• _The problem_:
Without including the pictures, copy out every line below.

• _Data supplied_:
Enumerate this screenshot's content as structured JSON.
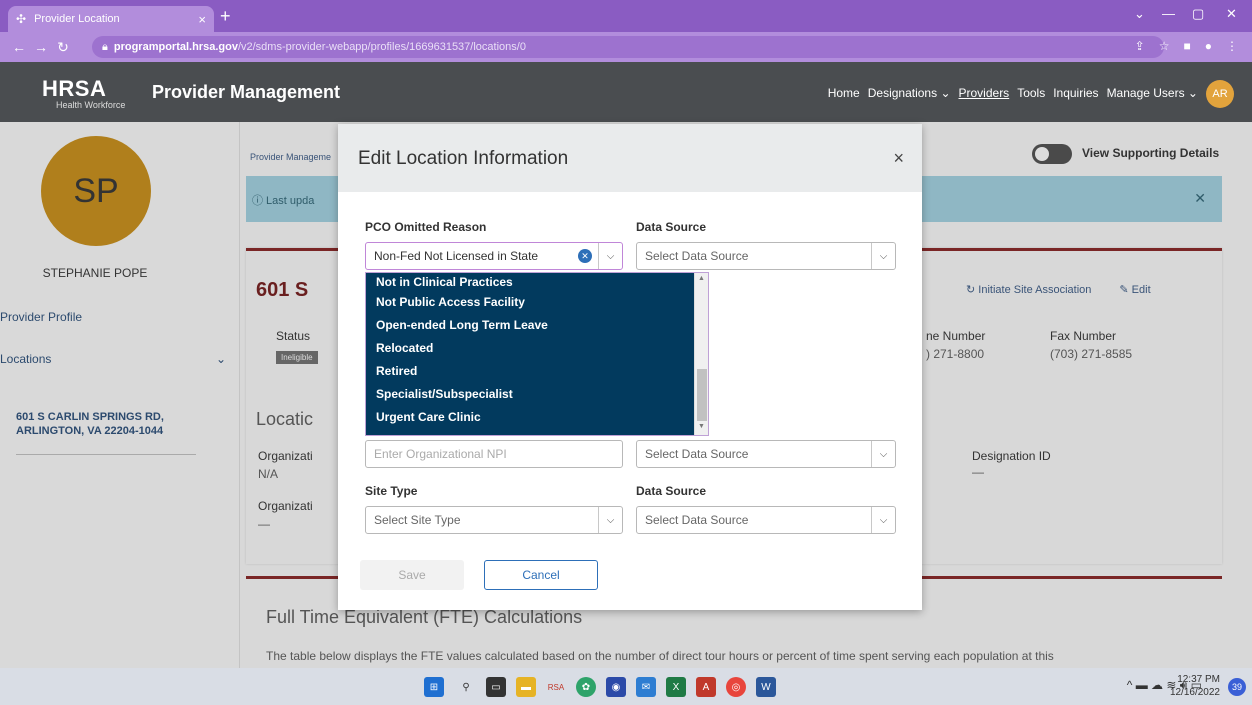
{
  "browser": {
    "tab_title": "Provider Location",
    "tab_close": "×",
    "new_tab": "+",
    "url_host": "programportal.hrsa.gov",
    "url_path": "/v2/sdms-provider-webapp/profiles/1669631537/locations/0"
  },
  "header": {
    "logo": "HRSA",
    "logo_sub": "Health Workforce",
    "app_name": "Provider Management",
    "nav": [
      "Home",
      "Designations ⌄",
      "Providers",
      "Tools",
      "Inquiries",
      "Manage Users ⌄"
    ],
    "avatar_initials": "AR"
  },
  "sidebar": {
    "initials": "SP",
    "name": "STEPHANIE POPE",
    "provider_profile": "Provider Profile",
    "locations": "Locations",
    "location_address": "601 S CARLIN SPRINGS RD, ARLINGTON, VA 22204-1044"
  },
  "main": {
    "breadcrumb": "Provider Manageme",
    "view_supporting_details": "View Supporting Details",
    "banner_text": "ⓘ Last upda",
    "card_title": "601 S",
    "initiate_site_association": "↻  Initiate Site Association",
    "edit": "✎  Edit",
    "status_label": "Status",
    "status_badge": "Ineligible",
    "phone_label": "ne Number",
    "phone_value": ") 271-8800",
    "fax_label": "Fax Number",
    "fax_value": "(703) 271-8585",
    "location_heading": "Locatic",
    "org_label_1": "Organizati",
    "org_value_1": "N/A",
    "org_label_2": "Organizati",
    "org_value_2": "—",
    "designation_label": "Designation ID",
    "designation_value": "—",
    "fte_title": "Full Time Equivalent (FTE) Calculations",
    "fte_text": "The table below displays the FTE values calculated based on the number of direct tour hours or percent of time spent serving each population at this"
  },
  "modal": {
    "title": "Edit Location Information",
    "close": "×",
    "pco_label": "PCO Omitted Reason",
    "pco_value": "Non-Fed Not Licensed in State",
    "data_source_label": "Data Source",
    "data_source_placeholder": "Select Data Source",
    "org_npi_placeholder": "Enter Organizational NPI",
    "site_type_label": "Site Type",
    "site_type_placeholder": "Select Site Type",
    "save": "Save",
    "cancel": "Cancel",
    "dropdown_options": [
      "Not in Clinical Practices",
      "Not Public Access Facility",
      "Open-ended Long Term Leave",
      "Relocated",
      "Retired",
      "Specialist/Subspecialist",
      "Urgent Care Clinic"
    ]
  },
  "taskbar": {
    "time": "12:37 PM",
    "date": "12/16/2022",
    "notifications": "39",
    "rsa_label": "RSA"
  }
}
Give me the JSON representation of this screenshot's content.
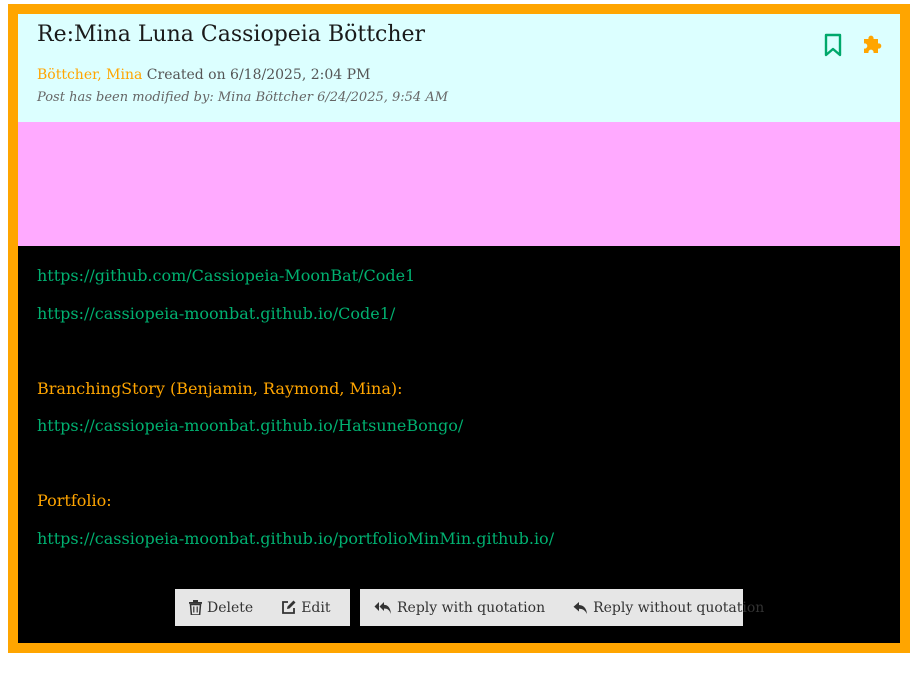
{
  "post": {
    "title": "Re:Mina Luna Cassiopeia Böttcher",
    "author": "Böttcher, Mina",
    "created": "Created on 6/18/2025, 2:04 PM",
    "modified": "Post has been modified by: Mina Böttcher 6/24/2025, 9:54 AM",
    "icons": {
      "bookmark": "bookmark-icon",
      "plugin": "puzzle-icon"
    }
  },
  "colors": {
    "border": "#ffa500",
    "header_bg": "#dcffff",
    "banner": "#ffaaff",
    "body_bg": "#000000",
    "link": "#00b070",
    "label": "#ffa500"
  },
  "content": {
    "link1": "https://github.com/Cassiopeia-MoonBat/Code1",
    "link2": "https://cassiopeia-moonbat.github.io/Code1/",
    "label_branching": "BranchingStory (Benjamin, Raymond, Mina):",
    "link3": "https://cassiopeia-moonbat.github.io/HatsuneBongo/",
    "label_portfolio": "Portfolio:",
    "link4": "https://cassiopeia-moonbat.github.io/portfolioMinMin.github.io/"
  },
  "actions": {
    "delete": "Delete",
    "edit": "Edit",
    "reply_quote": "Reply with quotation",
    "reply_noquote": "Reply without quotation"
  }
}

• _Task solution_:
Enumerate this screenshot's content as structured JSON.
{
  "browser": {
    "tab_title": "Provider Location",
    "tab_close": "×",
    "new_tab": "+",
    "url_host": "programportal.hrsa.gov",
    "url_path": "/v2/sdms-provider-webapp/profiles/1669631537/locations/0"
  },
  "header": {
    "logo": "HRSA",
    "logo_sub": "Health Workforce",
    "app_name": "Provider Management",
    "nav": [
      "Home",
      "Designations ⌄",
      "Providers",
      "Tools",
      "Inquiries",
      "Manage Users ⌄"
    ],
    "avatar_initials": "AR"
  },
  "sidebar": {
    "initials": "SP",
    "name": "STEPHANIE POPE",
    "provider_profile": "Provider Profile",
    "locations": "Locations",
    "location_address": "601 S CARLIN SPRINGS RD, ARLINGTON, VA 22204-1044"
  },
  "main": {
    "breadcrumb": "Provider Manageme",
    "view_supporting_details": "View Supporting Details",
    "banner_text": "ⓘ Last upda",
    "card_title": "601 S",
    "initiate_site_association": "↻  Initiate Site Association",
    "edit": "✎  Edit",
    "status_label": "Status",
    "status_badge": "Ineligible",
    "phone_label": "ne Number",
    "phone_value": ") 271-8800",
    "fax_label": "Fax Number",
    "fax_value": "(703) 271-8585",
    "location_heading": "Locatic",
    "org_label_1": "Organizati",
    "org_value_1": "N/A",
    "org_label_2": "Organizati",
    "org_value_2": "—",
    "designation_label": "Designation ID",
    "designation_value": "—",
    "fte_title": "Full Time Equivalent (FTE) Calculations",
    "fte_text": "The table below displays the FTE values calculated based on the number of direct tour hours or percent of time spent serving each population at this"
  },
  "modal": {
    "title": "Edit Location Information",
    "close": "×",
    "pco_label": "PCO Omitted Reason",
    "pco_value": "Non-Fed Not Licensed in State",
    "data_source_label": "Data Source",
    "data_source_placeholder": "Select Data Source",
    "org_npi_placeholder": "Enter Organizational NPI",
    "site_type_label": "Site Type",
    "site_type_placeholder": "Select Site Type",
    "save": "Save",
    "cancel": "Cancel",
    "dropdown_options": [
      "Not in Clinical Practices",
      "Not Public Access Facility",
      "Open-ended Long Term Leave",
      "Relocated",
      "Retired",
      "Specialist/Subspecialist",
      "Urgent Care Clinic"
    ]
  },
  "taskbar": {
    "time": "12:37 PM",
    "date": "12/16/2022",
    "notifications": "39",
    "rsa_label": "RSA"
  }
}
Give me the JSON representation of this screenshot's content.
{
  "post": {
    "title": "Re:Mina Luna Cassiopeia Böttcher",
    "author": "Böttcher, Mina",
    "created": "Created on 6/18/2025, 2:04 PM",
    "modified": "Post has been modified by: Mina Böttcher 6/24/2025, 9:54 AM",
    "icons": {
      "bookmark": "bookmark-icon",
      "plugin": "puzzle-icon"
    }
  },
  "colors": {
    "border": "#ffa500",
    "header_bg": "#dcffff",
    "banner": "#ffaaff",
    "body_bg": "#000000",
    "link": "#00b070",
    "label": "#ffa500"
  },
  "content": {
    "link1": "https://github.com/Cassiopeia-MoonBat/Code1",
    "link2": "https://cassiopeia-moonbat.github.io/Code1/",
    "label_branching": "BranchingStory (Benjamin, Raymond, Mina):",
    "link3": "https://cassiopeia-moonbat.github.io/HatsuneBongo/",
    "label_portfolio": "Portfolio:",
    "link4": "https://cassiopeia-moonbat.github.io/portfolioMinMin.github.io/"
  },
  "actions": {
    "delete": "Delete",
    "edit": "Edit",
    "reply_quote": "Reply with quotation",
    "reply_noquote": "Reply without quotation"
  }
}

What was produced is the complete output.